Given data:

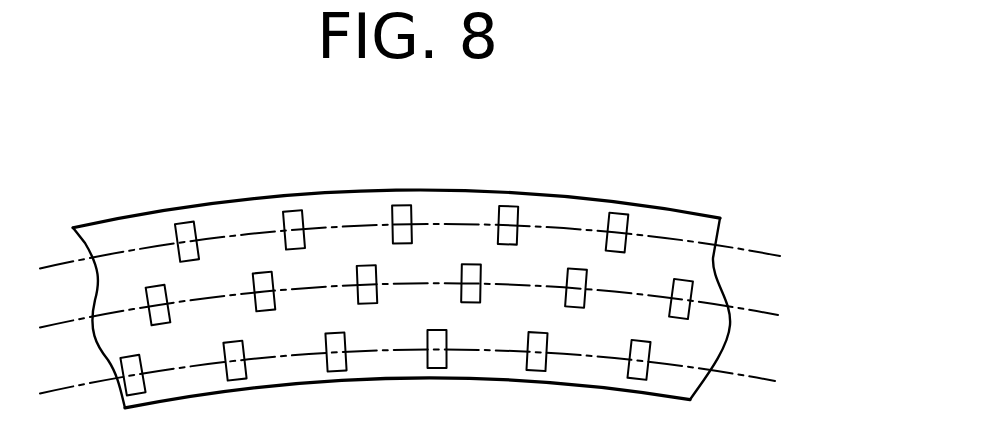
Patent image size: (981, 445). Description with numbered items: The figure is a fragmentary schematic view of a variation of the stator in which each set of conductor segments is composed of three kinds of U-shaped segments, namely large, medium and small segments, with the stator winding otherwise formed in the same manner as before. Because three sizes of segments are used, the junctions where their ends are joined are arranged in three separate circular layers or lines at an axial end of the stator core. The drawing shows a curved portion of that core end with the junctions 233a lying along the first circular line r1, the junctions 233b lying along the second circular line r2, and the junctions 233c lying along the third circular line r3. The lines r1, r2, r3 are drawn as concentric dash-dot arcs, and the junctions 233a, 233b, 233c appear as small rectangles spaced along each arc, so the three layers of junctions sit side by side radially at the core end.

The junction 233a is at (451, 347).
The junction 233b is at (485, 280).
The junction 233c is at (520, 224).
The circular layer r1 is at (769, 381).
The circular layer r2 is at (769, 316).
The circular layer r3 is at (769, 258).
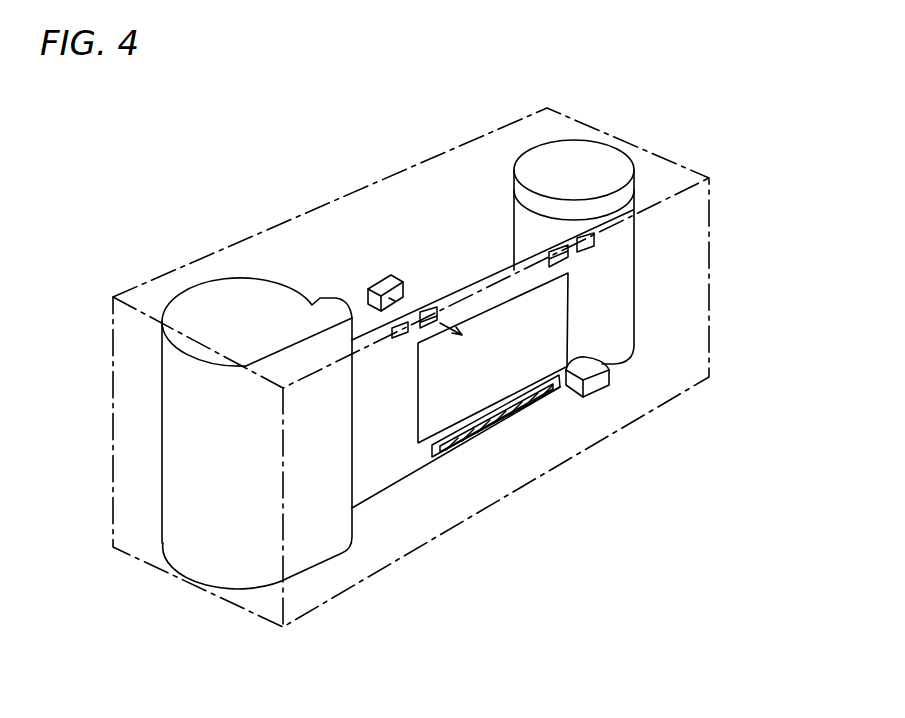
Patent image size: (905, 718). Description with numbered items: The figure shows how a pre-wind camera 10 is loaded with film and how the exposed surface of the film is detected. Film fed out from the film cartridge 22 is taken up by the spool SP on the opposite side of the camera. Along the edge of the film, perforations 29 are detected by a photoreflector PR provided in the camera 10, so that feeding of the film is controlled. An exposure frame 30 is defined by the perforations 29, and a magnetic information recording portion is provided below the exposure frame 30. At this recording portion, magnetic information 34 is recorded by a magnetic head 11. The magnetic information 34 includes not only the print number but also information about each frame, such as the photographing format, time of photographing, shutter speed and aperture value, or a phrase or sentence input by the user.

The pre-wind camera 10 is at (457, 147).
The film cartridge 22 is at (207, 555).
The spool SP is at (597, 157).
The exposure frame 30 is at (552, 315).
The photoreflector PR is at (382, 283).
The perforations 29 is at (428, 307).
The magnetic head 11 is at (597, 392).
The magnetic information 34 is at (510, 418).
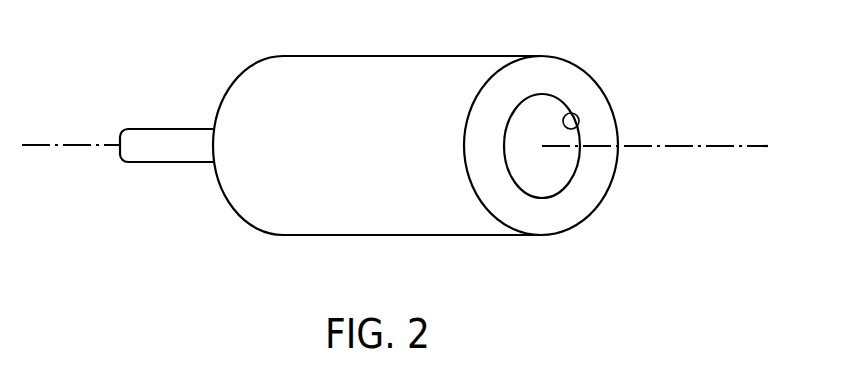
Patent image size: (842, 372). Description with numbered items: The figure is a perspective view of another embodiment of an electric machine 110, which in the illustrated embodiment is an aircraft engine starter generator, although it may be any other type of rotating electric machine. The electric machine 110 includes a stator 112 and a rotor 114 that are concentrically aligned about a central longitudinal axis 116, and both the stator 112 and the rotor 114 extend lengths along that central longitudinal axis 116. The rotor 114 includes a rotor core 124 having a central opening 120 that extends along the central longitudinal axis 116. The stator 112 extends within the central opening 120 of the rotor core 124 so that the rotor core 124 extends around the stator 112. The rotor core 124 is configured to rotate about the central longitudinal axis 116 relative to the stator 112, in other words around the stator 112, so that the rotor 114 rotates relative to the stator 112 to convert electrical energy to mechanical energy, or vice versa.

The electric machine 110 is at (220, 52).
The stator 112 is at (566, 187).
The rotor 114 is at (592, 75).
The central longitudinal axis 116 is at (728, 143).
The central opening 120 is at (579, 126).
The rotor core 124 is at (525, 218).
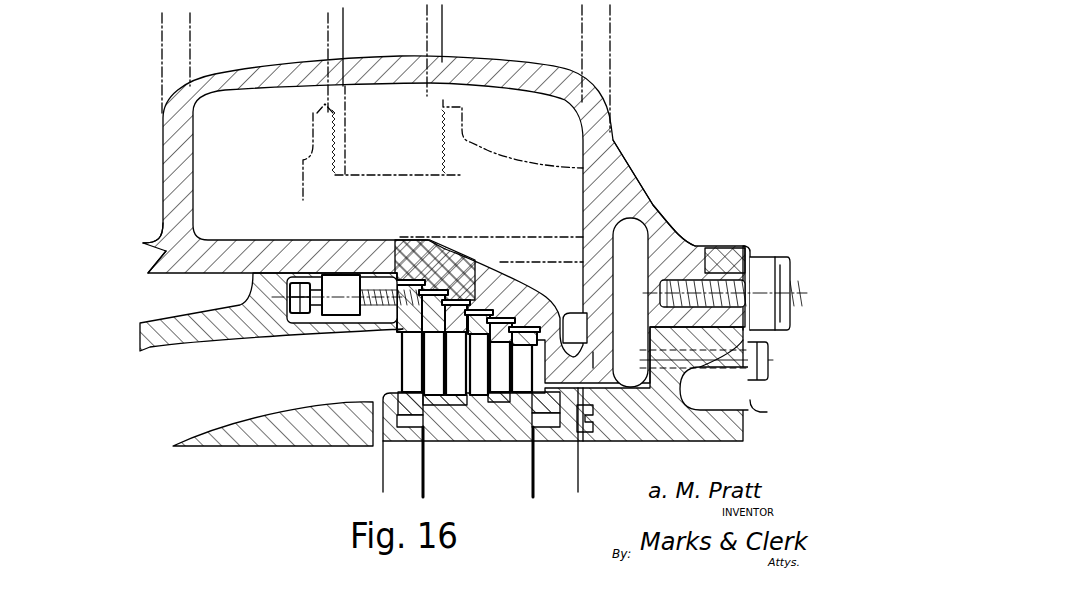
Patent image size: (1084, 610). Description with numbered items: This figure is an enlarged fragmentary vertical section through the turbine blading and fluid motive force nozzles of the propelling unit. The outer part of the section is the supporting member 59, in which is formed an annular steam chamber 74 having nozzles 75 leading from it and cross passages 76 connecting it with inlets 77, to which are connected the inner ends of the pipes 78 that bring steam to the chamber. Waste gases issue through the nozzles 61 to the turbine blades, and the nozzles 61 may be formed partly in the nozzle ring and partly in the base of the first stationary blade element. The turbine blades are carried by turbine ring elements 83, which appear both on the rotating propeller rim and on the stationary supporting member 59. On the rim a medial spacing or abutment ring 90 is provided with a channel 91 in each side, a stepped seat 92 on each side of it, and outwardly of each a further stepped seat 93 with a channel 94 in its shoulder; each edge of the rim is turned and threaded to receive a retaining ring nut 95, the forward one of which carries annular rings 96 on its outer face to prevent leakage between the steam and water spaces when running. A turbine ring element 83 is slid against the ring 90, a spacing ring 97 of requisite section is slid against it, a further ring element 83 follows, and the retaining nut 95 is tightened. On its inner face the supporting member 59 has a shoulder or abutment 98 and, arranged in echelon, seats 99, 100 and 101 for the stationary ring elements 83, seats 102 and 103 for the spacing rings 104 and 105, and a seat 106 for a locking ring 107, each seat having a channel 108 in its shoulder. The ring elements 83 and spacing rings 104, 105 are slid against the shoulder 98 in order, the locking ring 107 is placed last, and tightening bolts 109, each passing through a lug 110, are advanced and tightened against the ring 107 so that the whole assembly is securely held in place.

The supporting member 59 is at (147, 258).
The nozzles 61 is at (532, 125).
The annular steam chamber 74 is at (668, 222).
The nozzles 75 is at (640, 390).
The cross passages 76 is at (603, 182).
The inlets 77 is at (313, 151).
The pipes 78 is at (333, 38).
The turbine ring element 83 is at (494, 354).
The abutment ring 90 is at (480, 398).
The channel 91 is at (466, 420).
The stepped seat 92 is at (452, 424).
The stepped seat 93 is at (412, 446).
The channel 94 is at (478, 459).
The retaining ring nut 95 is at (386, 440).
The annular rings 96 is at (640, 440).
The spacing ring 97 is at (594, 446).
The shoulder or abutment 98 is at (538, 320).
The seat 99 is at (524, 306).
The seat 100 is at (485, 302).
The seat 101 is at (450, 305).
The seat 102 is at (502, 296).
The seat 103 is at (458, 300).
The spacing ring 104 is at (508, 304).
The spacing ring 105 is at (470, 302).
The seat 106 is at (408, 264).
The locking ring 107 is at (418, 296).
The channel 108 is at (566, 276).
The tightening bolts 109 is at (382, 310).
The lug 110 is at (338, 300).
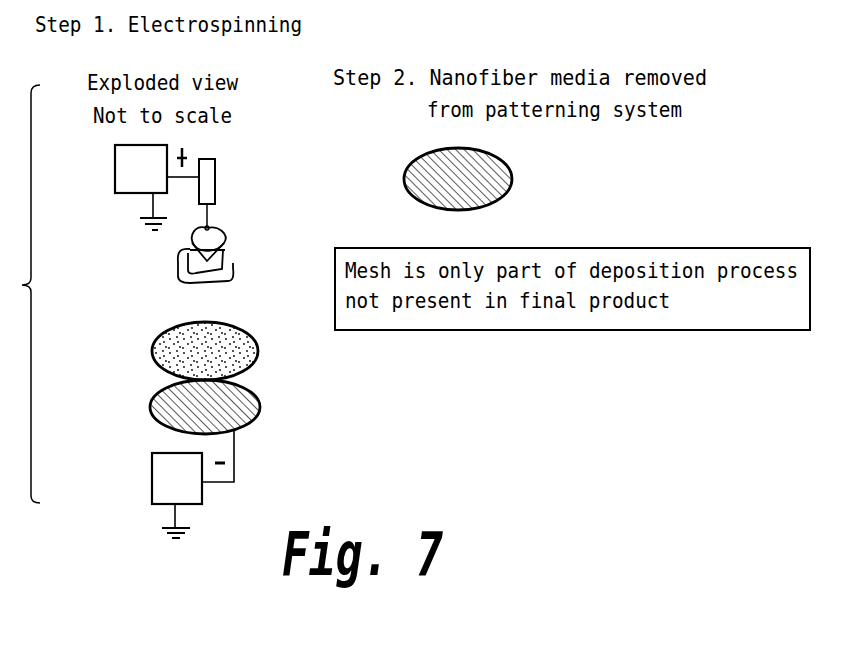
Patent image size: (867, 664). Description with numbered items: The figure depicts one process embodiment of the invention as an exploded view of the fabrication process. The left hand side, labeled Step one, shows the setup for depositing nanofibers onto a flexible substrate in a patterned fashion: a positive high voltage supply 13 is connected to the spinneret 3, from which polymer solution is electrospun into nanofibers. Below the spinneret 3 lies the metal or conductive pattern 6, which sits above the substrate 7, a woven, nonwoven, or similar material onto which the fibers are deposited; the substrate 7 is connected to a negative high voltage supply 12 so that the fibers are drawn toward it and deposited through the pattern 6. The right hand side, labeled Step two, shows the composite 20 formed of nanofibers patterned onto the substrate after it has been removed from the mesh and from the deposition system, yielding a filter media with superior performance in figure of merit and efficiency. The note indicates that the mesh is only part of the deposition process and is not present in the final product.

Your task:
Update the listing so that "Patent image size" becomes "Drawing dimensions" throughout, keeping every other word the same. Leave the pictures out of your answer.

Output of the exercise:
Drawing dimensions: (981, 445). Description with numbered items: The figure is a fragmentary schematic view of a variation of the stator in which each set of conductor segments is composed of three kinds of U-shaped segments, namely large, medium and small segments, with the stator winding otherwise formed in the same manner as before. Because three sizes of segments are used, the junctions where their ends are joined are arranged in three separate circular layers or lines at an axial end of the stator core. The drawing shows a curved portion of that core end with the junctions 233a lying along the first circular line r1, the junctions 233b lying along the second circular line r2, and the junctions 233c lying along the third circular line r3. The lines r1, r2, r3 are drawn as concentric dash-dot arcs, and the junctions 233a, 233b, 233c appear as small rectangles spaced along each arc, so the three layers of junctions sit side by side radially at the core end.

The junction 233a is at (451, 347).
The junction 233b is at (485, 280).
The junction 233c is at (520, 224).
The circular layer r1 is at (769, 381).
The circular layer r2 is at (769, 316).
The circular layer r3 is at (769, 258).
Drawing dimensions: (905, 718). Description with numbered items: The figure shows how a pre-wind camera 10 is loaded with film and how the exposed surface of the film is detected. Film fed out from the film cartridge 22 is taken up by the spool SP on the opposite side of the camera. Along the edge of the film, perforations 29 are detected by a photoreflector PR provided in the camera 10, so that feeding of the film is controlled. An exposure frame 30 is defined by the perforations 29, and a magnetic information recording portion is provided below the exposure frame 30. At this recording portion, magnetic information 34 is recorded by a magnetic head 11. The magnetic information 34 includes not only the print number but also information about each frame, such as the photographing format, time of photographing, shutter speed and aperture value, or a phrase or sentence input by the user.

The pre-wind camera 10 is at (457, 147).
The film cartridge 22 is at (207, 555).
The spool SP is at (597, 157).
The exposure frame 30 is at (552, 315).
The photoreflector PR is at (382, 283).
The perforations 29 is at (428, 307).
The magnetic head 11 is at (597, 392).
The magnetic information 34 is at (510, 418).
Drawing dimensions: (842, 372). Description with numbered items: The figure is a perspective view of another embodiment of an electric machine 110, which in the illustrated embodiment is an aircraft engine starter generator, although it may be any other type of rotating electric machine. The electric machine 110 includes a stator 112 and a rotor 114 that are concentrically aligned about a central longitudinal axis 116, and both the stator 112 and the rotor 114 extend lengths along that central longitudinal axis 116. The rotor 114 includes a rotor core 124 having a central opening 120 that extends along the central longitudinal axis 116. The stator 112 extends within the central opening 120 of the rotor core 124 so that the rotor core 124 extends around the stator 112. The rotor core 124 is configured to rotate about the central longitudinal axis 116 relative to the stator 112, in other words around the stator 112, so that the rotor 114 rotates relative to the stator 112 to convert electrical energy to mechanical energy, or vice versa.

The electric machine 110 is at (220, 52).
The stator 112 is at (566, 187).
The rotor 114 is at (592, 75).
The central longitudinal axis 116 is at (728, 143).
The central opening 120 is at (579, 126).
The rotor core 124 is at (525, 218).
Drawing dimensions: (1084, 610). Description with numbered items: This figure is an enlarged fragmentary vertical section through the turbine blading and fluid motive force nozzles of the propelling unit. The outer part of the section is the supporting member 59, in which is formed an annular steam chamber 74 having nozzles 75 leading from it and cross passages 76 connecting it with inlets 77, to which are connected the inner ends of the pipes 78 that bring steam to the chamber. Waste gases issue through the nozzles 61 to the turbine blades, and the nozzles 61 may be formed partly in the nozzle ring and partly in the base of the first stationary blade element. The turbine blades are carried by turbine ring elements 83, which appear both on the rotating propeller rim and on the stationary supporting member 59. On the rim a medial spacing or abutment ring 90 is provided with a channel 91 in each side, a stepped seat 92 on each side of it, and outwardly of each a further stepped seat 93 with a channel 94 in its shoulder; each edge of the rim is turned and threaded to receive a retaining ring nut 95, the forward one of which carries annular rings 96 on its outer face to prevent leakage between the steam and water spaces when running. A turbine ring element 83 is slid against the ring 90, a spacing ring 97 of requisite section is slid against it, a further ring element 83 follows, and the retaining nut 95 is tightened. On its inner face the supporting member 59 has a shoulder or abutment 98 and, arranged in echelon, seats 99, 100 and 101 for the stationary ring elements 83, seats 102 and 103 for the spacing rings 104 and 105, and a seat 106 for a locking ring 107, each seat having a channel 108 in its shoulder. The ring elements 83 and spacing rings 104, 105 are slid against the shoulder 98 in order, the locking ring 107 is placed last, and tightening bolts 109, each passing through a lug 110, are advanced and tightened against the ring 107 so that the whole assembly is securely held in place.

The supporting member 59 is at (147, 258).
The nozzles 61 is at (532, 125).
The annular steam chamber 74 is at (668, 222).
The nozzles 75 is at (640, 390).
The cross passages 76 is at (603, 182).
The inlets 77 is at (313, 151).
The pipes 78 is at (333, 38).
The turbine ring element 83 is at (494, 354).
The abutment ring 90 is at (480, 398).
The channel 91 is at (466, 420).
The stepped seat 92 is at (452, 424).
The stepped seat 93 is at (412, 446).
The channel 94 is at (478, 459).
The retaining ring nut 95 is at (386, 440).
The annular rings 96 is at (640, 440).
The spacing ring 97 is at (594, 446).
The shoulder or abutment 98 is at (538, 320).
The seat 99 is at (524, 306).
The seat 100 is at (485, 302).
The seat 101 is at (450, 305).
The seat 102 is at (502, 296).
The seat 103 is at (458, 300).
The spacing ring 104 is at (508, 304).
The spacing ring 105 is at (470, 302).
The seat 106 is at (408, 264).
The locking ring 107 is at (418, 296).
The channel 108 is at (566, 276).
The tightening bolts 109 is at (382, 310).
The lug 110 is at (338, 300).
Drawing dimensions: (867, 664). Description with numbered items: The figure depicts one process embodiment of the invention as an exploded view of the fabrication process. The left hand side, labeled Step one, shows the setup for depositing nanofibers onto a flexible substrate in a patterned fashion: a positive high voltage supply 13 is connected to the spinneret 3, from which polymer solution is electrospun into nanofibers. Below the spinneret 3 lies the metal or conductive pattern 6, which sits above the substrate 7, a woven, nonwoven, or similar material onto which the fibers are deposited; the substrate 7 is connected to a negative high voltage supply 12 so that the fibers are drawn toward it and deposited through the pattern 6. The right hand side, labeled Step two, shows the composite 20 formed of nanofibers patterned onto the substrate after it has been removed from the mesh and from the deposition system, yielding a filter media with superior performance in figure of merit and efficiency. The note indicates that the mesh is only part of the deposition process and is not present in the final product.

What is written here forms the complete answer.